**Records provided:**
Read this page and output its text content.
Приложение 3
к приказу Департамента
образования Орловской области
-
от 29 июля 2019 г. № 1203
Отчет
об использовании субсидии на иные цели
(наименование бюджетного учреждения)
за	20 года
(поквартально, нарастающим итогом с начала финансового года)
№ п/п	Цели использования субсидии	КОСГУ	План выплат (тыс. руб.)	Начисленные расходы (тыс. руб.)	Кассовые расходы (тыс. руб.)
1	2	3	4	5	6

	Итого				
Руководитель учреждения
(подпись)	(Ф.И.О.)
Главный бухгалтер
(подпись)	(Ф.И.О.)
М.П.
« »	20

* * *

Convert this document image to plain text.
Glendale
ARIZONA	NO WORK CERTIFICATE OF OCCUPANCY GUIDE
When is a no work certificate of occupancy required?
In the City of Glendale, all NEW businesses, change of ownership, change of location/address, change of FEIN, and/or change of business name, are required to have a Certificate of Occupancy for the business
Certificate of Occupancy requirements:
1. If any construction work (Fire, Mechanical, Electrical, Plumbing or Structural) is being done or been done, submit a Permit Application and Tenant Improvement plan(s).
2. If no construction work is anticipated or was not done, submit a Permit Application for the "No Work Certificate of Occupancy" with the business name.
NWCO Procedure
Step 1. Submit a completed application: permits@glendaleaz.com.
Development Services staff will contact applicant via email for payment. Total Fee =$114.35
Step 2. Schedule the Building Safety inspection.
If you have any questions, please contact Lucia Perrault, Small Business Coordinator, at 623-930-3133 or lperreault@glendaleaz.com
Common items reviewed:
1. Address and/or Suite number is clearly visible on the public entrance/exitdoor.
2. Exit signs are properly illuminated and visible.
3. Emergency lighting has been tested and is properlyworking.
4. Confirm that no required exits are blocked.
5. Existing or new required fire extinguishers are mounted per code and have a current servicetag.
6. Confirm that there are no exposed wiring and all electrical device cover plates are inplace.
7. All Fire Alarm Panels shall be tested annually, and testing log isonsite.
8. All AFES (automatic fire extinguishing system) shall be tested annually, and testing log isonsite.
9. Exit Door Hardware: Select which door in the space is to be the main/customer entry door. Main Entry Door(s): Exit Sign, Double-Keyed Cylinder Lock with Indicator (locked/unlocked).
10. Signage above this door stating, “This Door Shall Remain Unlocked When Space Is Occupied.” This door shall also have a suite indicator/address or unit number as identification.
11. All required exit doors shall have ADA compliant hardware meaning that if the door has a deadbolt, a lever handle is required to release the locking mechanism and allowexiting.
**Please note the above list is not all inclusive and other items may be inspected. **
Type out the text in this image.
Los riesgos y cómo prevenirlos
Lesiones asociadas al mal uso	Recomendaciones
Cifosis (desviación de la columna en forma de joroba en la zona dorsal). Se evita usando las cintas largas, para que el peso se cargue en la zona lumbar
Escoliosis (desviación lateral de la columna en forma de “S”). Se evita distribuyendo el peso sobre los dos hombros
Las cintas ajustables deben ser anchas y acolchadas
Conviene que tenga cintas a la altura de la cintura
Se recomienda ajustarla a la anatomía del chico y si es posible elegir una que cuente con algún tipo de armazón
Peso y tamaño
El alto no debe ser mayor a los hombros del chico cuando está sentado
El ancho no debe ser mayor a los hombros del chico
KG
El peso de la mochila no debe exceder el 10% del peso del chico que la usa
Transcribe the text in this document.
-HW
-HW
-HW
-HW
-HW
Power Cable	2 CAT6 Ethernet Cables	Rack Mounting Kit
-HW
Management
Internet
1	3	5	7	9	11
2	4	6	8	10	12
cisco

==

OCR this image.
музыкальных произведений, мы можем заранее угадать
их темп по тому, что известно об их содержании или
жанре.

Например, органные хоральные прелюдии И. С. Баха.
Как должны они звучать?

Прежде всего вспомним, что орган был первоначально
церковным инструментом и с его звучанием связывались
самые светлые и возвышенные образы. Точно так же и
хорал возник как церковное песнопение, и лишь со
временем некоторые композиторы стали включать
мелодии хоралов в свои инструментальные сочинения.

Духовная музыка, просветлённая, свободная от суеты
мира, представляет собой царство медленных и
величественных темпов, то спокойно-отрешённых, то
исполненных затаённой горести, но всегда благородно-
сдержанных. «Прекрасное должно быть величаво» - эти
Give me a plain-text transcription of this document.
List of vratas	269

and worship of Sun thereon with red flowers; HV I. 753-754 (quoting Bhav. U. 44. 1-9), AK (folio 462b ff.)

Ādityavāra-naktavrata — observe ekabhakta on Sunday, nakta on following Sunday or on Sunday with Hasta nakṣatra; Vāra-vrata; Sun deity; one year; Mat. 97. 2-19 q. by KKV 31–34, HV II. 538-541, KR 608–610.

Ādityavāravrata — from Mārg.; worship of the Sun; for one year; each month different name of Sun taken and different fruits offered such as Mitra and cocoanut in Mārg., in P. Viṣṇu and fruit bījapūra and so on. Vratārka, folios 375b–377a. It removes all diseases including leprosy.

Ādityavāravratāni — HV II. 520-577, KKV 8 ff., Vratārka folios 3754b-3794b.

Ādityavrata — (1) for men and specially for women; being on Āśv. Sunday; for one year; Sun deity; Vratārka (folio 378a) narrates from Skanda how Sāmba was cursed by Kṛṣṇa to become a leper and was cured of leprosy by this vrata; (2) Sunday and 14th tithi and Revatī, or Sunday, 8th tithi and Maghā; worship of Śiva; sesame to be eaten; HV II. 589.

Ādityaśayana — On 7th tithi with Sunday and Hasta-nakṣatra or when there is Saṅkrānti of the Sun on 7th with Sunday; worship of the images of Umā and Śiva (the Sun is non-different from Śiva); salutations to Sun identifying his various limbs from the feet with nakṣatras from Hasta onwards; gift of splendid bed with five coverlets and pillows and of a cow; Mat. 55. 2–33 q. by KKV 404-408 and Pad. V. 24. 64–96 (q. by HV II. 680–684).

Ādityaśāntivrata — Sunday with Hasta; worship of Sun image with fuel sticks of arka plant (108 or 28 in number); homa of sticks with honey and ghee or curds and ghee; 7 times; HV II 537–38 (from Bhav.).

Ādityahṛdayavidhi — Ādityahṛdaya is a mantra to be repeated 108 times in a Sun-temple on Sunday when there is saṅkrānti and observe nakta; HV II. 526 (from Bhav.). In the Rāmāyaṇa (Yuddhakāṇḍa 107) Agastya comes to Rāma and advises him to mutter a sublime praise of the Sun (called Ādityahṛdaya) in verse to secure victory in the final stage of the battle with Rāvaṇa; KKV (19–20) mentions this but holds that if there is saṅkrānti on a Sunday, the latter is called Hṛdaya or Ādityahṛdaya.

**Your objective:**
Gather each line of the listing that holds the string "учреждения".

**Exercise answer:**
(наименование бюджетного учреждения)
Руководитель учреждения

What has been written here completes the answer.